Repeat each line of the material below exactly as it appears, minus any pictures.

◆ Data records
• • •

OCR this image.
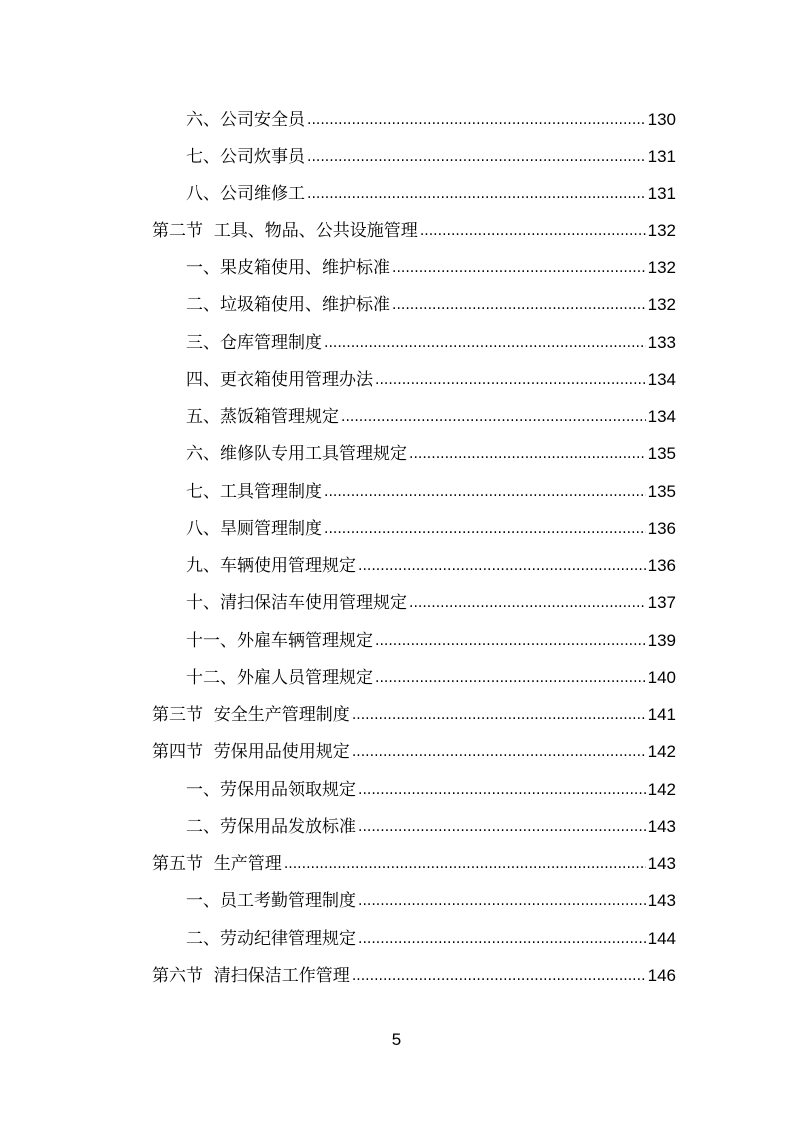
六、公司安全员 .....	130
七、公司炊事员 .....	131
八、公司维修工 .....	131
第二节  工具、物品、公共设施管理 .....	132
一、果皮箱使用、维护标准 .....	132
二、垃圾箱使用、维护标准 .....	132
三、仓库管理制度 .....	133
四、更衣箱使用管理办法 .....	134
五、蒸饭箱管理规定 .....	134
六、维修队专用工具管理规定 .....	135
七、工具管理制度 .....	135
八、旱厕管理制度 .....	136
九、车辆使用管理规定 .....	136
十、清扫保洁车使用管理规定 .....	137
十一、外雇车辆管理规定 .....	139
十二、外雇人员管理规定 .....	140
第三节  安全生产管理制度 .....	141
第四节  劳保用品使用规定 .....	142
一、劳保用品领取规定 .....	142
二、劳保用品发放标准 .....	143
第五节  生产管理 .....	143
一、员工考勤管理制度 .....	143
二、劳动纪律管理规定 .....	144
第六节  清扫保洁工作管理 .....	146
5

• • •

◆ ANSWER IN FULL
OCR this image.
六、公司安全员 .....	130
七、公司炊事员 .....	131
八、公司维修工 .....	131
第二节  工具、物品、公共设施管理 .....	132
一、果皮箱使用、维护标准 .....	132
二、垃圾箱使用、维护标准 .....	132
三、仓库管理制度 .....	133
四、更衣箱使用管理办法 .....	134
五、蒸饭箱管理规定 .....	134
六、维修队专用工具管理规定 .....	135
七、工具管理制度 .....	135
八、旱厕管理制度 .....	136
九、车辆使用管理规定 .....	136
十、清扫保洁车使用管理规定 .....	137
十一、外雇车辆管理规定 .....	139
十二、外雇人员管理规定 .....	140
第三节  安全生产管理制度 .....	141
第四节  劳保用品使用规定 .....	142
一、劳保用品领取规定 .....	142
二、劳保用品发放标准 .....	143
第五节  生产管理 .....	143
一、员工考勤管理制度 .....	143
二、劳动纪律管理规定 .....	144
第六节  清扫保洁工作管理 .....	146
5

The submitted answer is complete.